Only the lines that hold "Gegend" should be in the answer, each copied from the data below.
'''
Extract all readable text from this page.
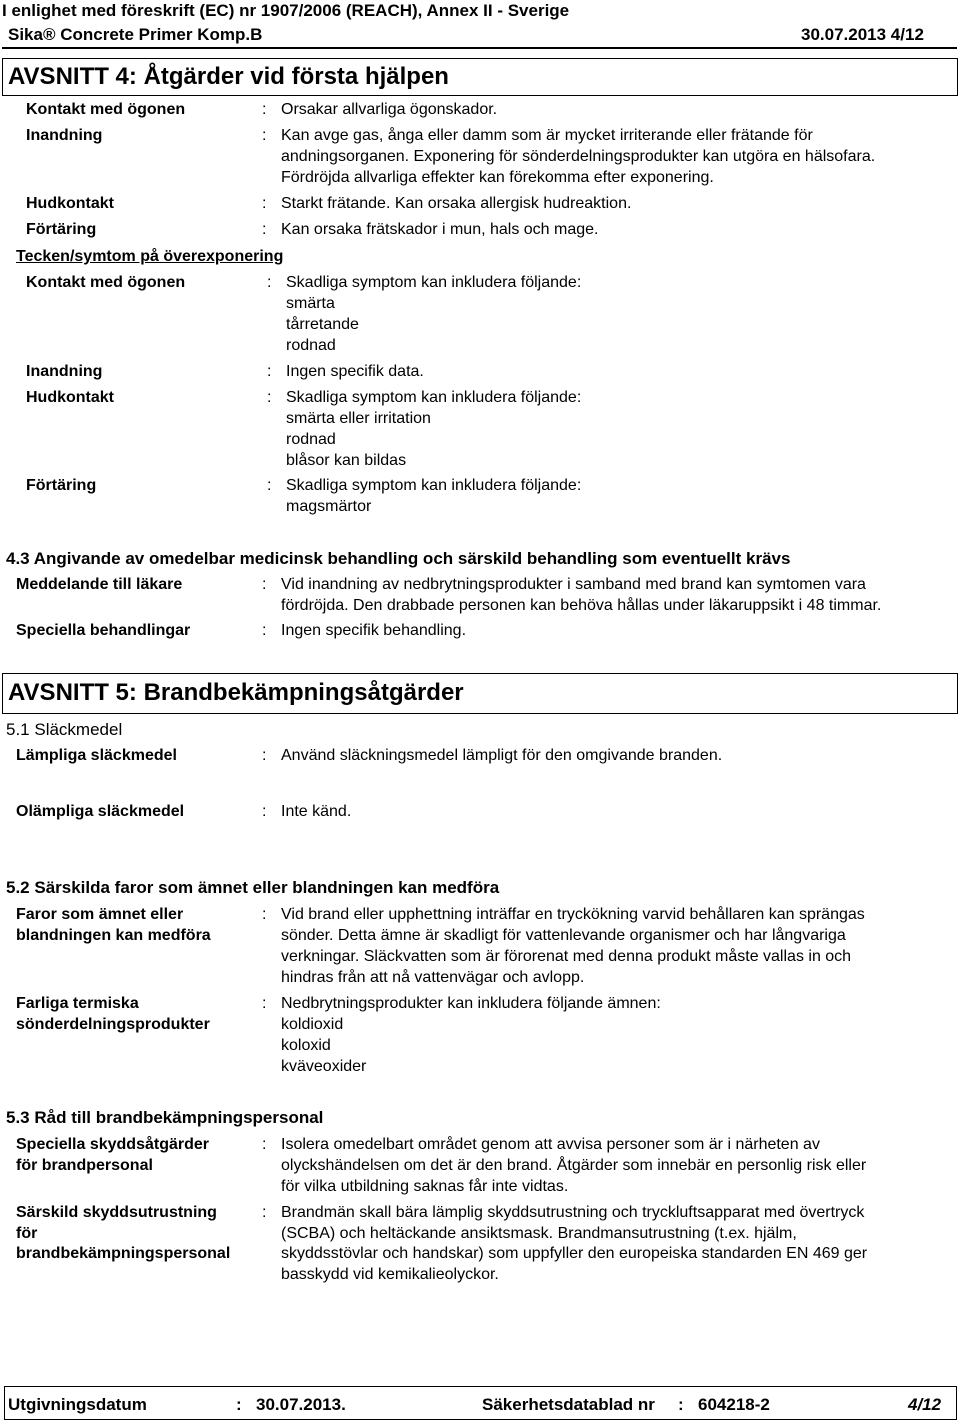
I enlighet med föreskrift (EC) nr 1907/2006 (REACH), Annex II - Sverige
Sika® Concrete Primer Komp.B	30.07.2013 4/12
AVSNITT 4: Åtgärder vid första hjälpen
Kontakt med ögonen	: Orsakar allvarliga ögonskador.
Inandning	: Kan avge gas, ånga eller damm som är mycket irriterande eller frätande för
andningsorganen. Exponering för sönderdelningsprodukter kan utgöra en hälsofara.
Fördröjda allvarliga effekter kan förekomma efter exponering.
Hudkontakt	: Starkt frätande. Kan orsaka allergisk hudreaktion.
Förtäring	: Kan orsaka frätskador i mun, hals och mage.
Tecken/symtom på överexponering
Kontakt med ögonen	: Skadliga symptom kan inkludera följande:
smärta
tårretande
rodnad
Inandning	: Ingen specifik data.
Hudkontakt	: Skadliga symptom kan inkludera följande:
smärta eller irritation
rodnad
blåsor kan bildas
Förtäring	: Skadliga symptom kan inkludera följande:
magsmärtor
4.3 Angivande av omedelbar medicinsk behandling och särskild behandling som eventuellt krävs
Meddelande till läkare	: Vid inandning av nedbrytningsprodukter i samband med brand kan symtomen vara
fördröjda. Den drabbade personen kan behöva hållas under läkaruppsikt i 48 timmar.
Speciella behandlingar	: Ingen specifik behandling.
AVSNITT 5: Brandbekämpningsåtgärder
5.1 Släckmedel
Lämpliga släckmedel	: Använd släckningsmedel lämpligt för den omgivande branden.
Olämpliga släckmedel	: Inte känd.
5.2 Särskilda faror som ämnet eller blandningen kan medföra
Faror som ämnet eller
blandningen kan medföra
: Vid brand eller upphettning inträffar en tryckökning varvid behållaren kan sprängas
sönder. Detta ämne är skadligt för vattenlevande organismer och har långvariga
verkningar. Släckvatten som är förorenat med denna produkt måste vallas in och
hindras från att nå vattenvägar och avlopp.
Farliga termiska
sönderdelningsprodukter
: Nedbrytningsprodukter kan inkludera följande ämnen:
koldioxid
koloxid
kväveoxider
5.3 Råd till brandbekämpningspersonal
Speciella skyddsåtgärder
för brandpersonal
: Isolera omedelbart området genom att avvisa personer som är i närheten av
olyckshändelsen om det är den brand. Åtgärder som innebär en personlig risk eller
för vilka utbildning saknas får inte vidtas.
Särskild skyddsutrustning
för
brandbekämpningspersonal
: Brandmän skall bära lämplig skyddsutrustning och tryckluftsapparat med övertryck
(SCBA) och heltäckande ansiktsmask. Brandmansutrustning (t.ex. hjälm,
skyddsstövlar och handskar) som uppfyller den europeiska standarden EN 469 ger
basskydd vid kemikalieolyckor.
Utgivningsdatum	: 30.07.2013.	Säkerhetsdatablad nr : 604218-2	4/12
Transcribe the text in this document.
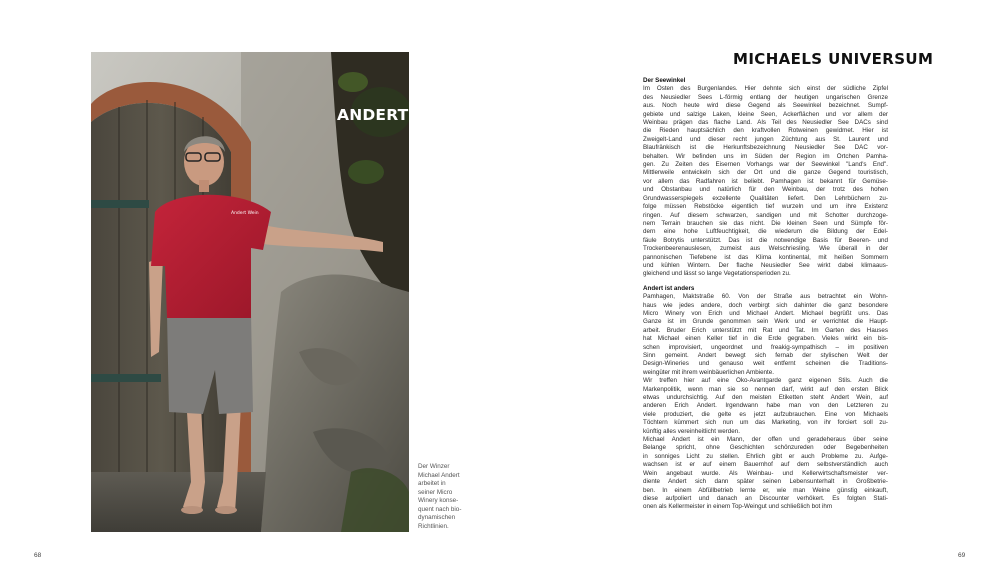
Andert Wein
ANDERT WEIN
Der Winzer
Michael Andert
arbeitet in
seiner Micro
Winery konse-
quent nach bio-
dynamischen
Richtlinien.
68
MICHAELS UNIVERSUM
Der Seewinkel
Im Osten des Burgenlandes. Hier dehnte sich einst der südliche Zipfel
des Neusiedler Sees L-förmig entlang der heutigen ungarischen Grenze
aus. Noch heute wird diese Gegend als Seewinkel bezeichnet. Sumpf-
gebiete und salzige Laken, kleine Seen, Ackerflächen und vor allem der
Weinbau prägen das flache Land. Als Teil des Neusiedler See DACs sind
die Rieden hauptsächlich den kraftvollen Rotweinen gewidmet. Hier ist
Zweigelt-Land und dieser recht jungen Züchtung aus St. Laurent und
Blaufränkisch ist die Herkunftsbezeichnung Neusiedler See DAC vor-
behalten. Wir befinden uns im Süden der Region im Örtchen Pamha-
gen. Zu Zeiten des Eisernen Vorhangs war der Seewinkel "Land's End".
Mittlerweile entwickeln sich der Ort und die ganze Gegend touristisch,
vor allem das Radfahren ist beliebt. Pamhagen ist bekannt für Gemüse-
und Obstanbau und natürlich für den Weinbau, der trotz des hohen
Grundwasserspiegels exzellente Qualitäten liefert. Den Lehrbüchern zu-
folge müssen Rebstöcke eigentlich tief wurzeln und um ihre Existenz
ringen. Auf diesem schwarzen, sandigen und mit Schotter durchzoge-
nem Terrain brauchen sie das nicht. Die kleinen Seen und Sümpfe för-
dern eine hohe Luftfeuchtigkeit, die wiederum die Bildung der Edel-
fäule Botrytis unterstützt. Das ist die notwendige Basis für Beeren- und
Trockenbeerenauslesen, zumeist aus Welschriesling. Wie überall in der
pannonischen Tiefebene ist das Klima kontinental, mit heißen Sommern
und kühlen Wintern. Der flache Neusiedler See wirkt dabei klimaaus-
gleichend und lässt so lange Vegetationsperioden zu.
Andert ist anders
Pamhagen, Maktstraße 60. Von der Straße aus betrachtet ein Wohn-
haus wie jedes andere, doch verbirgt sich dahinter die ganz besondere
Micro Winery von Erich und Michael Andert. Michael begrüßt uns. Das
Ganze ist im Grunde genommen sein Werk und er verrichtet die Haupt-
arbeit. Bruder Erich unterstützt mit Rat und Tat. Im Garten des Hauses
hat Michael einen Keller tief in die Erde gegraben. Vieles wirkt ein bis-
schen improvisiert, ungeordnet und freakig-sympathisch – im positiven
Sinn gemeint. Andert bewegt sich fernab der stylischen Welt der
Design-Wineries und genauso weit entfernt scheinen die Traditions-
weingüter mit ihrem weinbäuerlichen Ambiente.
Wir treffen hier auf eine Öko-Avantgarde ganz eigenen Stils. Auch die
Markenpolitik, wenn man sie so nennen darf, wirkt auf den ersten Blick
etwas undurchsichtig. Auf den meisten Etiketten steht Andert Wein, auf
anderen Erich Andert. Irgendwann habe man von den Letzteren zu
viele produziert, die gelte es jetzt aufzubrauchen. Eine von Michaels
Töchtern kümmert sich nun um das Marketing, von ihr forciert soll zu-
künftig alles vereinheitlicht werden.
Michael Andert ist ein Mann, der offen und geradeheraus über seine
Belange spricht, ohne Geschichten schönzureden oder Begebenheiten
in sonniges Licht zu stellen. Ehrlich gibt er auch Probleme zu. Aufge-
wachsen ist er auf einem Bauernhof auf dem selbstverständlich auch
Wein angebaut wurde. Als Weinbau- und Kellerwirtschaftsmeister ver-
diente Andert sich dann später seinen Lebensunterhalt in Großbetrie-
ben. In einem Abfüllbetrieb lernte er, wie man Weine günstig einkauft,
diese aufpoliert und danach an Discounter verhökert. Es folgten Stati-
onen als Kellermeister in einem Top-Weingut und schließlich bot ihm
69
'''
'''
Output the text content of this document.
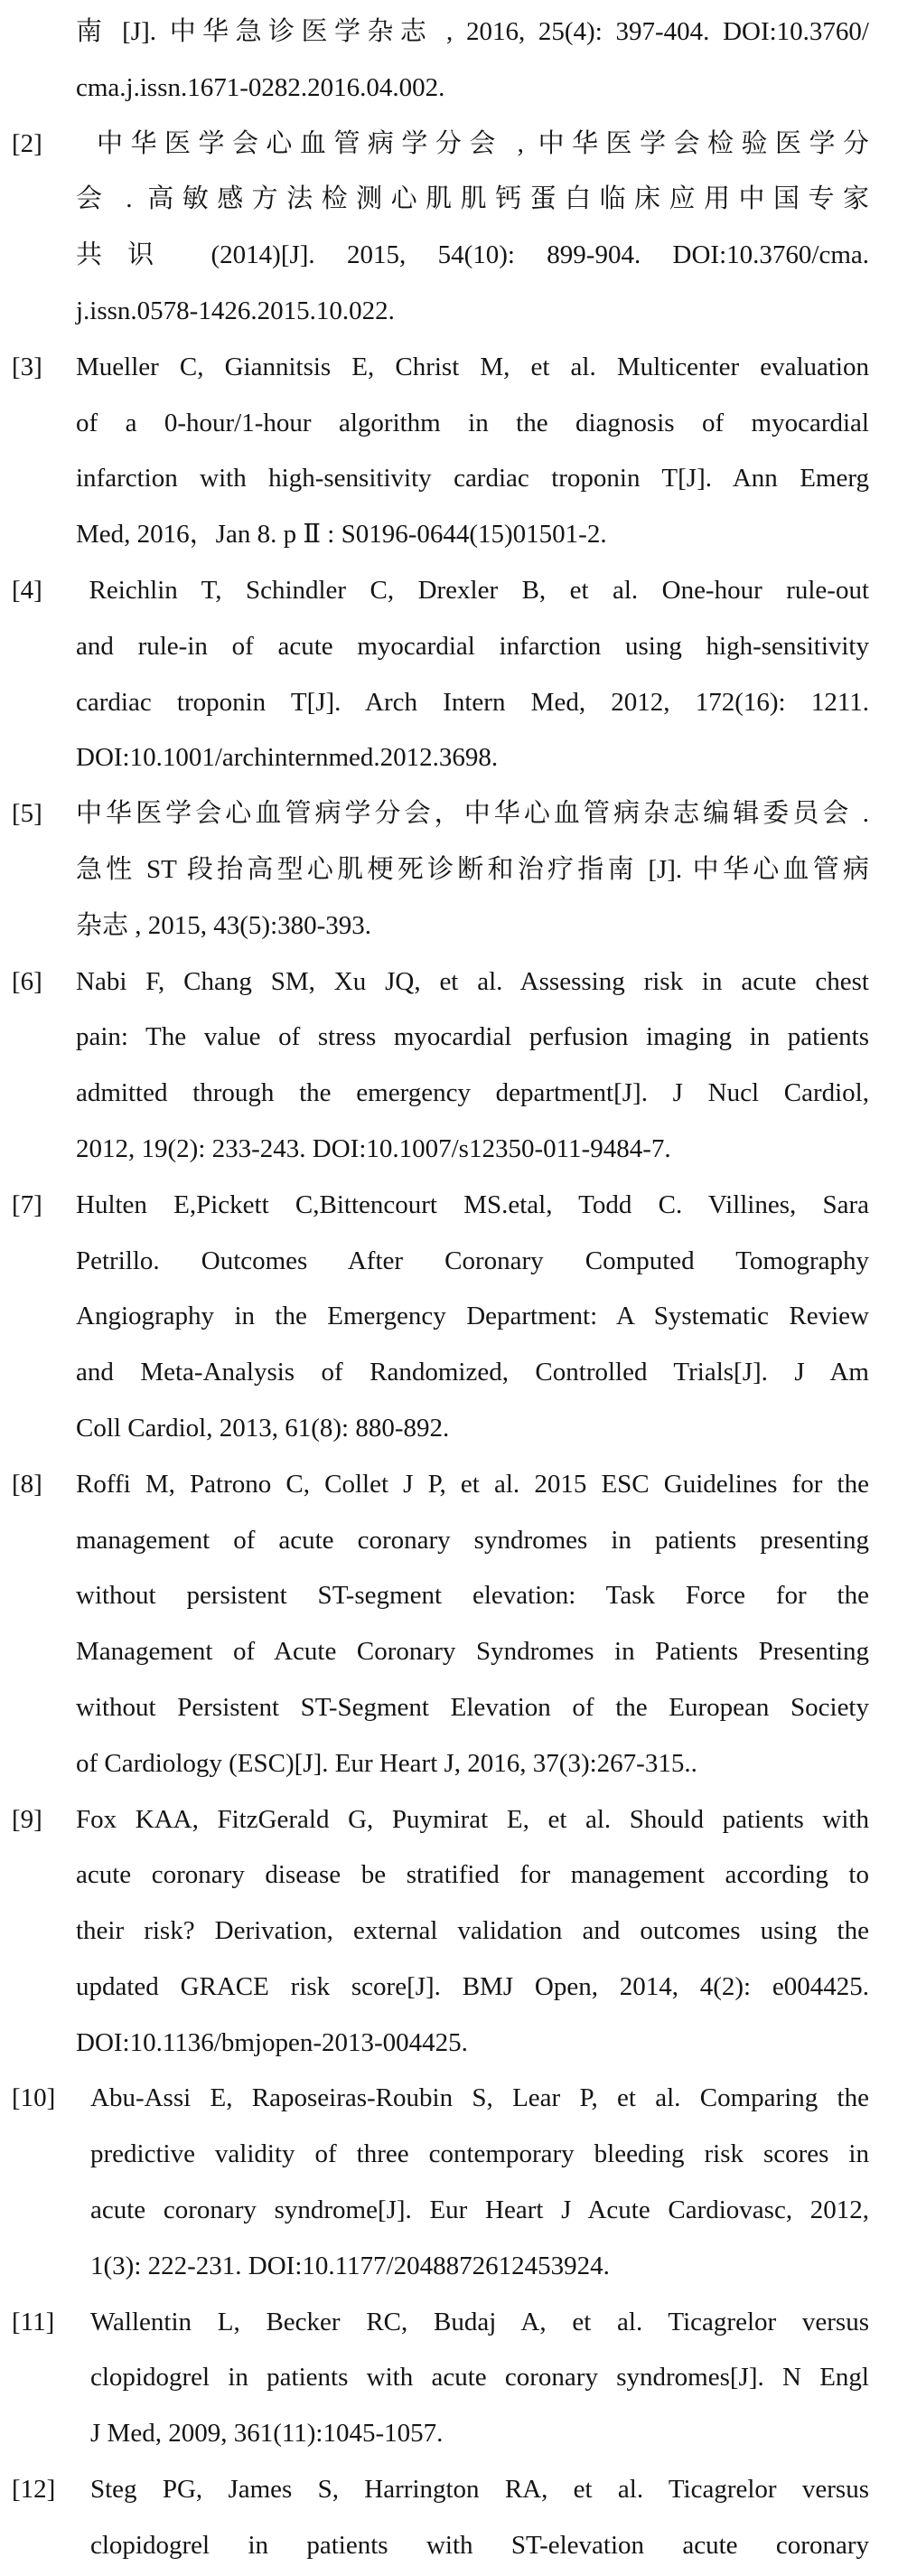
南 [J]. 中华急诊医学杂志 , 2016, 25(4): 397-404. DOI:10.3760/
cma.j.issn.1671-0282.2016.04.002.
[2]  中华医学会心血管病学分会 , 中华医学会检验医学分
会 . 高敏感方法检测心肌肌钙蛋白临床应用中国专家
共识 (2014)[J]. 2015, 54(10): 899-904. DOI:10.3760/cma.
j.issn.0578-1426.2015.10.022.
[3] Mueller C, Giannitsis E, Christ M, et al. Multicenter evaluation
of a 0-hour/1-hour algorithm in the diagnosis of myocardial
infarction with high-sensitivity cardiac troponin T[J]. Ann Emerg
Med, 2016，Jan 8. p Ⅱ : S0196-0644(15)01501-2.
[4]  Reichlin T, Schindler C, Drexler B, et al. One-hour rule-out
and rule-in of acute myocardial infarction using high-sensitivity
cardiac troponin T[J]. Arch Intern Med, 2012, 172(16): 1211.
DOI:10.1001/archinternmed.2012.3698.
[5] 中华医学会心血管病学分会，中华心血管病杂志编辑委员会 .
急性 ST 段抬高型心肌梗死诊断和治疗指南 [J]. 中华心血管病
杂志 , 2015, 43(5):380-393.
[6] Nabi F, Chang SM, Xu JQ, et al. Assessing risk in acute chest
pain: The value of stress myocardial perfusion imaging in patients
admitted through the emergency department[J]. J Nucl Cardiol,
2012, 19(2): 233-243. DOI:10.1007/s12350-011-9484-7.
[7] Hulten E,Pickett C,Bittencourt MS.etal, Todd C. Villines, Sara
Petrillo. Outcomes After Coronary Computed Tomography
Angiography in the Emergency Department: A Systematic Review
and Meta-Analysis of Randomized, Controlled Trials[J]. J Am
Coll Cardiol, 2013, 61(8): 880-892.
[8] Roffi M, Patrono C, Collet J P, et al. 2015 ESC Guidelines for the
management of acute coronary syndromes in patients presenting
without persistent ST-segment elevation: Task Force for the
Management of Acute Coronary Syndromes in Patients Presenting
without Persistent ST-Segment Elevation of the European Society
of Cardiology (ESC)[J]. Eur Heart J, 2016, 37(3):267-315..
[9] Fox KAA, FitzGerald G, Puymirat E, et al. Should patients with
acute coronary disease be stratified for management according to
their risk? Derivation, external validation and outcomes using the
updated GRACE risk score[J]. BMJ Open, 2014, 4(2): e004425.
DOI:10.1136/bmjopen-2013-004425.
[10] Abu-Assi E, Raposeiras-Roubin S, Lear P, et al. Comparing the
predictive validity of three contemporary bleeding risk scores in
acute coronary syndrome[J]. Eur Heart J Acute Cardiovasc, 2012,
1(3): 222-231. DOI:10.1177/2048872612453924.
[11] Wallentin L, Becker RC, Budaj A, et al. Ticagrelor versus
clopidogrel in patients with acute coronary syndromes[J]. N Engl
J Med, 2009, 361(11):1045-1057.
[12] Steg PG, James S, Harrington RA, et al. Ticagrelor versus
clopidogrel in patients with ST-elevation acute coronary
'''
Result of the task »
aus. Noch heute wird diese Gegend als Seewinkel bezeichnet. Sumpf-
Mittlerweile entwickeln sich der Ort und die ganze Gegend touristisch,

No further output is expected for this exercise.